Record extracts –
* start *

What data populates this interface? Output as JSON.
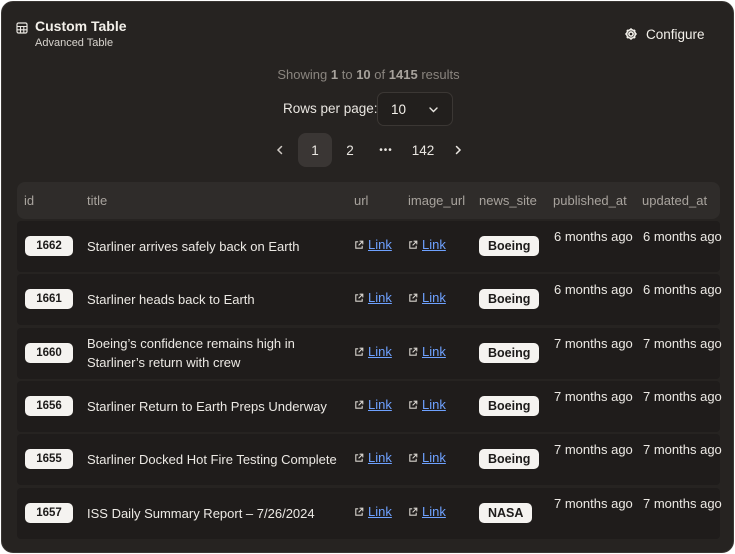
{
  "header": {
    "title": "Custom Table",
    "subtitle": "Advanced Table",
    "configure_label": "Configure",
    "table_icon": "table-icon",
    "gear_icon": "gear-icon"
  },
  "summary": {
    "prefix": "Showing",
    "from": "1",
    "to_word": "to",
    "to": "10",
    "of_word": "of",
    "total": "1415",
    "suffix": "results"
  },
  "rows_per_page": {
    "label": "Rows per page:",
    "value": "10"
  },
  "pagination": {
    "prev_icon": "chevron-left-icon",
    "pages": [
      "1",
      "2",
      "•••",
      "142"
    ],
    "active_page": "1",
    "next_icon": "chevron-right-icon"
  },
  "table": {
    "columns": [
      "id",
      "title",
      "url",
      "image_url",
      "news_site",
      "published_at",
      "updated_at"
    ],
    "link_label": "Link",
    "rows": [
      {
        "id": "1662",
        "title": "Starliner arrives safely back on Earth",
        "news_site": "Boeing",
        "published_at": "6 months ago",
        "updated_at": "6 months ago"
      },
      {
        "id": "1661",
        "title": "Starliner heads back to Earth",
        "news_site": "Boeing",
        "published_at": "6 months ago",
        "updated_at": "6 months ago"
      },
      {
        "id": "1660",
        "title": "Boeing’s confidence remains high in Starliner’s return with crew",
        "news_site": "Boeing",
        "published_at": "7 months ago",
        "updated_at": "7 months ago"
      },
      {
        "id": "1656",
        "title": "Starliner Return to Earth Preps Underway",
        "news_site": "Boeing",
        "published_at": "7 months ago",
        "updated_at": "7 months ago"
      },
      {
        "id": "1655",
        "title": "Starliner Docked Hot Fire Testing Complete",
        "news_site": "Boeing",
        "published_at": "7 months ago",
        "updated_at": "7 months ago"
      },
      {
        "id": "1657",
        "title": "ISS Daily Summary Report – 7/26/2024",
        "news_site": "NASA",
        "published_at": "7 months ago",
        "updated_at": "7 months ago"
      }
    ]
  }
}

* end *

The task –
From the records, copy every line that has the string "Earth" in it.

Solved problem –
        "title": "Starliner arrives safely back on Earth",
        "title": "Starliner heads back to Earth",
        "title": "Starliner Return to Earth Preps Underway",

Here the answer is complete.